**Work required**
Select and reproduce each line of the listing below that bears the string "chia".

**Provided data**
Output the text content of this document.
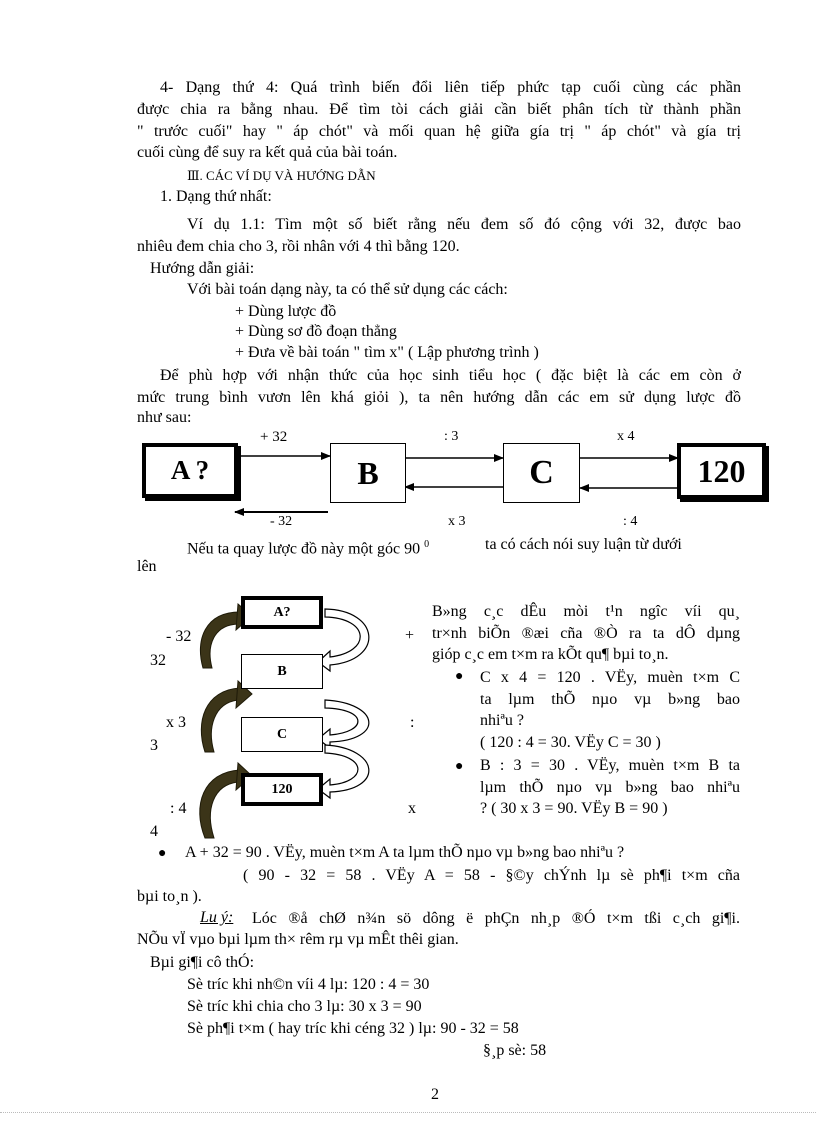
4- Dạng thứ 4: Quá trình biến đổi liên tiếp phức tạp cuối cùng các phần
được chia ra bằng nhau. Để tìm tòi cách giải cần biết phân tích từ thành phần
" trước cuối" hay " áp chót" và mối quan hệ giữa gía trị " áp chót" và gía trị
cuối cùng để suy ra kết quả của bài toán.
Ⅲ. CÁC VÍ DỤ VÀ HƯỚNG DẪN
1. Dạng thứ nhất:
Ví dụ 1.1: Tìm một số biết rằng nếu đem số đó cộng với 32, được bao
nhiêu đem chia cho 3, rồi nhân với 4 thì bằng 120.
Hướng dẫn giải:
Với bài toán dạng này, ta có thể sử dụng các cách:
+ Dùng lược đồ
+ Dùng sơ đồ đoạn thẳng
+ Đưa về bài toán " tìm x" ( Lập phương trình )
Để phù hợp với nhận thức của học sinh tiểu học ( đặc biệt là các em còn ở
mức trung bình vươn lên khá giỏi ), ta nên hướng dẫn các em sử dụng lược đồ
như sau:
+ 32	: 3	x 4
- 32	x 3	: 4
A ?	B	C	120
Nếu ta quay lược đồ này một góc 90 $^0$	ta có cách nói suy luận từ dưới
lên
A?
B
C
120
- 32
32
x 3
3
: 4
4
+
:
x
B»ng c¸c dÊu mòi t¹n ngîc víi qu¸
tr×nh biÕn ®æi cña ®Ò ra ta dÔ dµng
gióp c¸c em t×m ra kÕt qu¶ bµi to¸n.
● C x 4 = 120 . VËy, muèn t×m C
ta lµm thÕ nµo vµ b»ng bao
nhiªu ?
( 120 : 4 = 30. VËy C = 30 )
● B : 3 = 30 . VËy, muèn t×m B ta
lµm thÕ nµo vµ b»ng bao nhiªu
? ( 30 x 3 = 90. VËy B = 90 )
● A + 32 = 90 . VËy, muèn t×m A ta lµm thÕ nµo vµ b»ng bao nhiªu ?
( 90 - 32 = 58 . VËy A = 58 - §©y chÝnh lµ sè ph¶i t×m cña
bµi to¸n ).
Lu ý: Lóc ®å chØ n¾n sö dông ë phÇn nh¸p ®Ó t×m tßi c¸ch gi¶i.
NÕu vÏ vµo bµi lµm th× rêm rµ vµ mÊt thêi gian.
Bµi gi¶i cô thÓ:
Sè tríc khi nh©n víi 4 lµ: 120 : 4 = 30
Sè tríc khi chia cho 3 lµ: 30 x 3 = 90
Sè ph¶i t×m ( hay tríc khi céng 32 ) lµ: 90 - 32 = 58
§¸p sè: 58
2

**The solution**
được chia ra bằng nhau. Để tìm tòi cách giải cần biết phân tích từ thành phần
nhiêu đem chia cho 3, rồi nhân với 4 thì bằng 120.
Sè tríc khi chia cho 3 lµ: 30 x 3 = 90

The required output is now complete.